··· Material to process

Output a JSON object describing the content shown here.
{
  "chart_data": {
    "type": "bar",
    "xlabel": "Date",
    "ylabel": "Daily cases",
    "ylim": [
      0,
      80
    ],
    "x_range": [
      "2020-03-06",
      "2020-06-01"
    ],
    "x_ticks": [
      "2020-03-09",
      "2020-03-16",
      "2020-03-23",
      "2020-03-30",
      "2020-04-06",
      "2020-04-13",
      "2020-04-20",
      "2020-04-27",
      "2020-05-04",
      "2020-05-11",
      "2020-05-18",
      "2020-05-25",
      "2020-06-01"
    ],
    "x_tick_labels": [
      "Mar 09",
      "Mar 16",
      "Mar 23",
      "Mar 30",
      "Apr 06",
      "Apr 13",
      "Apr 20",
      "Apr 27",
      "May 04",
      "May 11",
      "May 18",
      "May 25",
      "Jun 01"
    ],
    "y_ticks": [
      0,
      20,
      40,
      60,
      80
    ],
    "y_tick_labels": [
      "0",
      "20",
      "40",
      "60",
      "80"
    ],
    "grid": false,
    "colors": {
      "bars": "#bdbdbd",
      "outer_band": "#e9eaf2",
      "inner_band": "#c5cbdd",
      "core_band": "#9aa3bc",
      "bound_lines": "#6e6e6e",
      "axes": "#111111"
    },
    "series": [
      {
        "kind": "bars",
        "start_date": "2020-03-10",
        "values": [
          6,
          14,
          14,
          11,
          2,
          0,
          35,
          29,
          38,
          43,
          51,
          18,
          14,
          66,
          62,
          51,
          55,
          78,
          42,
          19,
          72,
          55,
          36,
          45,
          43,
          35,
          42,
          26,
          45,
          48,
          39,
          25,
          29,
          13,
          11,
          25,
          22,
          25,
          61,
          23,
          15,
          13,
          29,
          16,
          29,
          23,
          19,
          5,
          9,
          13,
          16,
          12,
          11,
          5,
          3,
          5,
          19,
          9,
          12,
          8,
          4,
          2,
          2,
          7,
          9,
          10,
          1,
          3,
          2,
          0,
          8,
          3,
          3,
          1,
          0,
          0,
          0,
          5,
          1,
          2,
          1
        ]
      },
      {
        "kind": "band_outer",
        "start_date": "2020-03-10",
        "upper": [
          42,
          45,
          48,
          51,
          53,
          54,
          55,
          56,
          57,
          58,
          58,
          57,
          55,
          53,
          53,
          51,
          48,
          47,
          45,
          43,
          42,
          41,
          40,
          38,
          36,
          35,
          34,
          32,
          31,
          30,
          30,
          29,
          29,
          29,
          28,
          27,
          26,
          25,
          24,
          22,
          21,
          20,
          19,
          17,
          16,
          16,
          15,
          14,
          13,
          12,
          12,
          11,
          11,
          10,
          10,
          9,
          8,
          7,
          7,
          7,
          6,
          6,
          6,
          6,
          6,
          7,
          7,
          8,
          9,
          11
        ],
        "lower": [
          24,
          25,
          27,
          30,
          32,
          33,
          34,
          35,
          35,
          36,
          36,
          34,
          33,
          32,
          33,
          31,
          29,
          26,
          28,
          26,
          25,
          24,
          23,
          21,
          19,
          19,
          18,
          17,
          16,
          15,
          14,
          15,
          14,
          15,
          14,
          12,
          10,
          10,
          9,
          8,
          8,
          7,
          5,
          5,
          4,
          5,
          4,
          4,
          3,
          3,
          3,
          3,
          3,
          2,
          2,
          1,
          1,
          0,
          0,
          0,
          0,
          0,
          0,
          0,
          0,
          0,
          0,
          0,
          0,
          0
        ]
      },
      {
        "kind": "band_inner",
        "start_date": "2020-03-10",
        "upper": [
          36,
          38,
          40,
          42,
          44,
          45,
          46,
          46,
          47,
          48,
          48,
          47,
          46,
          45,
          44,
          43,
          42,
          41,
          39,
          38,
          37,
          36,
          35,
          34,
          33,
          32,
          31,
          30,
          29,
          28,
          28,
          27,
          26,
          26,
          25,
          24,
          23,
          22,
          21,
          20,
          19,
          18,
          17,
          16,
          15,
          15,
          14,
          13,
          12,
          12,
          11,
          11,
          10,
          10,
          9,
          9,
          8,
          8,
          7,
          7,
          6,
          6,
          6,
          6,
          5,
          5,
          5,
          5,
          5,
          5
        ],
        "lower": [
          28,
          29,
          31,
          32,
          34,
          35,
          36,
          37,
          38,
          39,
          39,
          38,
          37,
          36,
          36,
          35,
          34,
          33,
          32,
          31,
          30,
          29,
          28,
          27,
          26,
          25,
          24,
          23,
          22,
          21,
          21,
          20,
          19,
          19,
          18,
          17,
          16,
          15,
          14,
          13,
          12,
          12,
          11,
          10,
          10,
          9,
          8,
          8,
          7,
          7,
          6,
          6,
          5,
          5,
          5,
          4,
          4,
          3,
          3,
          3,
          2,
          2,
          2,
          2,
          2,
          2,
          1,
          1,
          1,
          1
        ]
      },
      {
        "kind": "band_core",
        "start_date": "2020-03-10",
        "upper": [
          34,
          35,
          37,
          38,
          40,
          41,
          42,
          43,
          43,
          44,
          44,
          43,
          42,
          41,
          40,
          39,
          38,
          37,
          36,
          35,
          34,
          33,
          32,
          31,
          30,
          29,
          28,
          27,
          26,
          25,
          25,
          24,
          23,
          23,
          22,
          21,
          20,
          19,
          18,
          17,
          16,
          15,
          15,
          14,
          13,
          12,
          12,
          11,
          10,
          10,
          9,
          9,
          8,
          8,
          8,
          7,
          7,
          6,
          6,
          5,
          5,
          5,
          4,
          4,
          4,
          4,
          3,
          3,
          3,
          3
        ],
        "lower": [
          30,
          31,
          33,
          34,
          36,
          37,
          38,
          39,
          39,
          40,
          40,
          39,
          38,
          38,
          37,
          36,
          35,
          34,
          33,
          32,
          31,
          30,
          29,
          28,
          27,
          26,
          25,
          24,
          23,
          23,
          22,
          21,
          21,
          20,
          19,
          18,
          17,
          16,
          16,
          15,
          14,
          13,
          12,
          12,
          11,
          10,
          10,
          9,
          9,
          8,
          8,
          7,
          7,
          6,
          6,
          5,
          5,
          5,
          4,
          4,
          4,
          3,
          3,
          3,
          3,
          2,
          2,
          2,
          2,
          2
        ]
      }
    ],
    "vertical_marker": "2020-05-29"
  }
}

······

__Challenge__
From the records above, extract everything verbatim.

__Task output__
Output a JSON object describing the content shown here.
{
  "chart_data": {
    "type": "bar",
    "xlabel": "Date",
    "ylabel": "Daily cases",
    "ylim": [
      0,
      80
    ],
    "x_range": [
      "2020-03-06",
      "2020-06-01"
    ],
    "x_ticks": [
      "2020-03-09",
      "2020-03-16",
      "2020-03-23",
      "2020-03-30",
      "2020-04-06",
      "2020-04-13",
      "2020-04-20",
      "2020-04-27",
      "2020-05-04",
      "2020-05-11",
      "2020-05-18",
      "2020-05-25",
      "2020-06-01"
    ],
    "x_tick_labels": [
      "Mar 09",
      "Mar 16",
      "Mar 23",
      "Mar 30",
      "Apr 06",
      "Apr 13",
      "Apr 20",
      "Apr 27",
      "May 04",
      "May 11",
      "May 18",
      "May 25",
      "Jun 01"
    ],
    "y_ticks": [
      0,
      20,
      40,
      60,
      80
    ],
    "y_tick_labels": [
      "0",
      "20",
      "40",
      "60",
      "80"
    ],
    "grid": false,
    "colors": {
      "bars": "#bdbdbd",
      "outer_band": "#e9eaf2",
      "inner_band": "#c5cbdd",
      "core_band": "#9aa3bc",
      "bound_lines": "#6e6e6e",
      "axes": "#111111"
    },
    "series": [
      {
        "kind": "bars",
        "start_date": "2020-03-10",
        "values": [
          6,
          14,
          14,
          11,
          2,
          0,
          35,
          29,
          38,
          43,
          51,
          18,
          14,
          66,
          62,
          51,
          55,
          78,
          42,
          19,
          72,
          55,
          36,
          45,
          43,
          35,
          42,
          26,
          45,
          48,
          39,
          25,
          29,
          13,
          11,
          25,
          22,
          25,
          61,
          23,
          15,
          13,
          29,
          16,
          29,
          23,
          19,
          5,
          9,
          13,
          16,
          12,
          11,
          5,
          3,
          5,
          19,
          9,
          12,
          8,
          4,
          2,
          2,
          7,
          9,
          10,
          1,
          3,
          2,
          0,
          8,
          3,
          3,
          1,
          0,
          0,
          0,
          5,
          1,
          2,
          1
        ]
      },
      {
        "kind": "band_outer",
        "start_date": "2020-03-10",
        "upper": [
          42,
          45,
          48,
          51,
          53,
          54,
          55,
          56,
          57,
          58,
          58,
          57,
          55,
          53,
          53,
          51,
          48,
          47,
          45,
          43,
          42,
          41,
          40,
          38,
          36,
          35,
          34,
          32,
          31,
          30,
          30,
          29,
          29,
          29,
          28,
          27,
          26,
          25,
          24,
          22,
          21,
          20,
          19,
          17,
          16,
          16,
          15,
          14,
          13,
          12,
          12,
          11,
          11,
          10,
          10,
          9,
          8,
          7,
          7,
          7,
          6,
          6,
          6,
          6,
          6,
          7,
          7,
          8,
          9,
          11
        ],
        "lower": [
          24,
          25,
          27,
          30,
          32,
          33,
          34,
          35,
          35,
          36,
          36,
          34,
          33,
          32,
          33,
          31,
          29,
          26,
          28,
          26,
          25,
          24,
          23,
          21,
          19,
          19,
          18,
          17,
          16,
          15,
          14,
          15,
          14,
          15,
          14,
          12,
          10,
          10,
          9,
          8,
          8,
          7,
          5,
          5,
          4,
          5,
          4,
          4,
          3,
          3,
          3,
          3,
          3,
          2,
          2,
          1,
          1,
          0,
          0,
          0,
          0,
          0,
          0,
          0,
          0,
          0,
          0,
          0,
          0,
          0
        ]
      },
      {
        "kind": "band_inner",
        "start_date": "2020-03-10",
        "upper": [
          36,
          38,
          40,
          42,
          44,
          45,
          46,
          46,
          47,
          48,
          48,
          47,
          46,
          45,
          44,
          43,
          42,
          41,
          39,
          38,
          37,
          36,
          35,
          34,
          33,
          32,
          31,
          30,
          29,
          28,
          28,
          27,
          26,
          26,
          25,
          24,
          23,
          22,
          21,
          20,
          19,
          18,
          17,
          16,
          15,
          15,
          14,
          13,
          12,
          12,
          11,
          11,
          10,
          10,
          9,
          9,
          8,
          8,
          7,
          7,
          6,
          6,
          6,
          6,
          5,
          5,
          5,
          5,
          5,
          5
        ],
        "lower": [
          28,
          29,
          31,
          32,
          34,
          35,
          36,
          37,
          38,
          39,
          39,
          38,
          37,
          36,
          36,
          35,
          34,
          33,
          32,
          31,
          30,
          29,
          28,
          27,
          26,
          25,
          24,
          23,
          22,
          21,
          21,
          20,
          19,
          19,
          18,
          17,
          16,
          15,
          14,
          13,
          12,
          12,
          11,
          10,
          10,
          9,
          8,
          8,
          7,
          7,
          6,
          6,
          5,
          5,
          5,
          4,
          4,
          3,
          3,
          3,
          2,
          2,
          2,
          2,
          2,
          2,
          1,
          1,
          1,
          1
        ]
      },
      {
        "kind": "band_core",
        "start_date": "2020-03-10",
        "upper": [
          34,
          35,
          37,
          38,
          40,
          41,
          42,
          43,
          43,
          44,
          44,
          43,
          42,
          41,
          40,
          39,
          38,
          37,
          36,
          35,
          34,
          33,
          32,
          31,
          30,
          29,
          28,
          27,
          26,
          25,
          25,
          24,
          23,
          23,
          22,
          21,
          20,
          19,
          18,
          17,
          16,
          15,
          15,
          14,
          13,
          12,
          12,
          11,
          10,
          10,
          9,
          9,
          8,
          8,
          8,
          7,
          7,
          6,
          6,
          5,
          5,
          5,
          4,
          4,
          4,
          4,
          3,
          3,
          3,
          3
        ],
        "lower": [
          30,
          31,
          33,
          34,
          36,
          37,
          38,
          39,
          39,
          40,
          40,
          39,
          38,
          38,
          37,
          36,
          35,
          34,
          33,
          32,
          31,
          30,
          29,
          28,
          27,
          26,
          25,
          24,
          23,
          23,
          22,
          21,
          21,
          20,
          19,
          18,
          17,
          16,
          16,
          15,
          14,
          13,
          12,
          12,
          11,
          10,
          10,
          9,
          9,
          8,
          8,
          7,
          7,
          6,
          6,
          5,
          5,
          5,
          4,
          4,
          4,
          3,
          3,
          3,
          3,
          2,
          2,
          2,
          2,
          2
        ]
      }
    ],
    "vertical_marker": "2020-05-29"
  }
}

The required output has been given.